GIVEN PROBLEM: From the listing below, pick out each line with the word "TBLP".

Data entries for graphics:
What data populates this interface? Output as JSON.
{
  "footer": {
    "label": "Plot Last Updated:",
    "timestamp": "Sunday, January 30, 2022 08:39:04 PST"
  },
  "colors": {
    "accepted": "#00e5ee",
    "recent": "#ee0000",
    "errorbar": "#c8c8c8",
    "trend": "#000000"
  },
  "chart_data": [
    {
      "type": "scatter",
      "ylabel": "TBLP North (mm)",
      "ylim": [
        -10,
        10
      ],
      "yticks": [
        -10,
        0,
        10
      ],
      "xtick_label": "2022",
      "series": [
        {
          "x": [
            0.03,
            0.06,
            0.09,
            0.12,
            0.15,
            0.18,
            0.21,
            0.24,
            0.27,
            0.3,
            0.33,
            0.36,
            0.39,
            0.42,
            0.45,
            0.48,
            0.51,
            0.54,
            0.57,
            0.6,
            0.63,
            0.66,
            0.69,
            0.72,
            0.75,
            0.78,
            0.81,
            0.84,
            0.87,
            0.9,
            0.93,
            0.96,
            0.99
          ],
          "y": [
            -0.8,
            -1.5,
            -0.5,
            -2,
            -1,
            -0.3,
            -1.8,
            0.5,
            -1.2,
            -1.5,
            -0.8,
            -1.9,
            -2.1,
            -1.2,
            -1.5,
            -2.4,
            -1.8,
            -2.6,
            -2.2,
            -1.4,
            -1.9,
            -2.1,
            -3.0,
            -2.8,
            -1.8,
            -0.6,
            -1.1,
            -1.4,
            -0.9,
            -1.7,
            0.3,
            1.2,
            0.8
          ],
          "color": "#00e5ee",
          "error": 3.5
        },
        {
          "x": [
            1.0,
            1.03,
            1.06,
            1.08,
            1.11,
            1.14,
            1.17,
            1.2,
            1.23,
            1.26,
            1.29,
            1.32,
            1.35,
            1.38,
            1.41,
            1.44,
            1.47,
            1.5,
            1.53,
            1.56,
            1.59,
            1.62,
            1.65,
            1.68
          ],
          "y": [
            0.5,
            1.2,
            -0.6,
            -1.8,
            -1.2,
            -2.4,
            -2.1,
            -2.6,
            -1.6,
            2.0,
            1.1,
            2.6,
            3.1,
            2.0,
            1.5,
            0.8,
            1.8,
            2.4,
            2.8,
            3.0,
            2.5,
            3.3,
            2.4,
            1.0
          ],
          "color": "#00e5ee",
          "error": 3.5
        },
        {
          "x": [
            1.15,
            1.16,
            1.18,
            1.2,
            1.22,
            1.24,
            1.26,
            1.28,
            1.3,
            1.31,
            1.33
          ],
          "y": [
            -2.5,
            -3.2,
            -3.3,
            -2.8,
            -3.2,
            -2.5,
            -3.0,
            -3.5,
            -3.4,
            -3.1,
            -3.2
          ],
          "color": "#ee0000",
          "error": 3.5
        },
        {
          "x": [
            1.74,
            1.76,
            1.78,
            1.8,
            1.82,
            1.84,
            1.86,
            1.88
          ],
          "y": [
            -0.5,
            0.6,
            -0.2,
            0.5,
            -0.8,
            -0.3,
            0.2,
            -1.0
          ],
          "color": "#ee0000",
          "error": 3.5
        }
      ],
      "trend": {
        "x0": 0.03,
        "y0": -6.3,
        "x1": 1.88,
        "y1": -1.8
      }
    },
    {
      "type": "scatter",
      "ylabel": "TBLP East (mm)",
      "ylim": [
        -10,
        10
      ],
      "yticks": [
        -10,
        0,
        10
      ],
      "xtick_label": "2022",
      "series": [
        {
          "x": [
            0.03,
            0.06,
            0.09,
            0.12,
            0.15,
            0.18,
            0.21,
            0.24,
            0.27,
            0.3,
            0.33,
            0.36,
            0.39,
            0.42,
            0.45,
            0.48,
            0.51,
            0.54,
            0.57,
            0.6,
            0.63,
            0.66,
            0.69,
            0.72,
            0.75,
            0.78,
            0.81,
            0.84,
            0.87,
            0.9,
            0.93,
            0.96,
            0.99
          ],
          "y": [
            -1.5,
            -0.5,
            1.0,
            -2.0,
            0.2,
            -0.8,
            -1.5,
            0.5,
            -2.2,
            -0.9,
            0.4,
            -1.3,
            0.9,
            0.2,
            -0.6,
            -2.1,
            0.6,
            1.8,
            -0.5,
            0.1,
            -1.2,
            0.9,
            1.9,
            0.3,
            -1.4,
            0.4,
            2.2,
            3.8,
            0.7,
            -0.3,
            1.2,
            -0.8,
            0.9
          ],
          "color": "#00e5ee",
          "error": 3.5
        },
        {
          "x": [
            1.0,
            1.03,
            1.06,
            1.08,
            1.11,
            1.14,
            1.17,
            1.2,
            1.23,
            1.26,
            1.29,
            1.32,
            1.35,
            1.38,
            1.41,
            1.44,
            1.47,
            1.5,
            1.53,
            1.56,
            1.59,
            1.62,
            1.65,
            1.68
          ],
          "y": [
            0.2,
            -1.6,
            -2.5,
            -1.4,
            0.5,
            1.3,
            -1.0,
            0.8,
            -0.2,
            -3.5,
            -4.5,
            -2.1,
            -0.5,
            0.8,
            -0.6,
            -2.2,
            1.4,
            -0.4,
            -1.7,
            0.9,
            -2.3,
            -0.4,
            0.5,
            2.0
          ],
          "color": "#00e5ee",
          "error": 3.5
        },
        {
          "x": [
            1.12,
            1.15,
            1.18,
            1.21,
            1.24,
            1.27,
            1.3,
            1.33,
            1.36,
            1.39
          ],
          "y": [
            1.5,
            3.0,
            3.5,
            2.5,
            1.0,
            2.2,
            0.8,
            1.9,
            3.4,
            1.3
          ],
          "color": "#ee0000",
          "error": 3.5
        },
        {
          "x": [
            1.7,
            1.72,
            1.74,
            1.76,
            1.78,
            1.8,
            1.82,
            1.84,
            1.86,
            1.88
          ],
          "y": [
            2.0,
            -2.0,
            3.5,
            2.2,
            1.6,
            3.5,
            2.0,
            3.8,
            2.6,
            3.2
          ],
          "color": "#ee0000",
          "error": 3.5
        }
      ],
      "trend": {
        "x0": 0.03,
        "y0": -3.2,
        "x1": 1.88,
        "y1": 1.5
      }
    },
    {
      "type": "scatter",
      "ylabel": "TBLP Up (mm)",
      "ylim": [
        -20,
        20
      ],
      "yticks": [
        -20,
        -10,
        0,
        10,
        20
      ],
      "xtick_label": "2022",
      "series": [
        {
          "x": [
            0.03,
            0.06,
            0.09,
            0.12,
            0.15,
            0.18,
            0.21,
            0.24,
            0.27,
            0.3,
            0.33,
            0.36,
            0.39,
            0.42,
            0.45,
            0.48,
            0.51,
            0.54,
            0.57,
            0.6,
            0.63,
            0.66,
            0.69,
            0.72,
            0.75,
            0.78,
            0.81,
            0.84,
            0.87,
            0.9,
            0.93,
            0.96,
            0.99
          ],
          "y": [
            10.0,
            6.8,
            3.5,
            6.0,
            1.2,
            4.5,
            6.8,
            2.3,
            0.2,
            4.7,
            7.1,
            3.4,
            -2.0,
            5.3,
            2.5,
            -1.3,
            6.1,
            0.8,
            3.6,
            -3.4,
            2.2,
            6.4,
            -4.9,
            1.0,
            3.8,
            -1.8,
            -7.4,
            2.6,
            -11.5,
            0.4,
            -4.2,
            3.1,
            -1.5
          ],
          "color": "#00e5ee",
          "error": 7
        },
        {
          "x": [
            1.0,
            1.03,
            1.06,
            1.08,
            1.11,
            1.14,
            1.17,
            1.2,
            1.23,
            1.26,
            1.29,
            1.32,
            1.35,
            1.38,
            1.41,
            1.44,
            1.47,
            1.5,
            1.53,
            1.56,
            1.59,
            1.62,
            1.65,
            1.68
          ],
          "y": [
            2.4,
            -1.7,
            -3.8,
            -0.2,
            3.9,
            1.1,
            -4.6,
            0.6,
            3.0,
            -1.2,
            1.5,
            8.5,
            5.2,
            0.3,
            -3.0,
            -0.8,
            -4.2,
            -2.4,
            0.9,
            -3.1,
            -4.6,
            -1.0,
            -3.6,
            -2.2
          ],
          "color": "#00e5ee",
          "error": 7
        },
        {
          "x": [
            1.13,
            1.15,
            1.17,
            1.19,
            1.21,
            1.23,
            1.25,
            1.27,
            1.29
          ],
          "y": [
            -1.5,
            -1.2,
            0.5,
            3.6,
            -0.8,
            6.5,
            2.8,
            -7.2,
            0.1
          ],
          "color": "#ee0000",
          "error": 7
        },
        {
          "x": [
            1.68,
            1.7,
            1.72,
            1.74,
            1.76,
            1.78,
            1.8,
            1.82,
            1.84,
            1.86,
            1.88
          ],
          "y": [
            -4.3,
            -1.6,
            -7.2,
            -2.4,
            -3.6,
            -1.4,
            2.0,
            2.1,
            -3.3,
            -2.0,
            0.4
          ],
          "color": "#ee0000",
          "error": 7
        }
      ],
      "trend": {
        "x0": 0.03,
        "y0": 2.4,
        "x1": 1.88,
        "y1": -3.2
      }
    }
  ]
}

FINISHED ANSWER:
      "ylabel": "TBLP North (mm)",
      "ylabel": "TBLP East (mm)",
      "ylabel": "TBLP Up (mm)",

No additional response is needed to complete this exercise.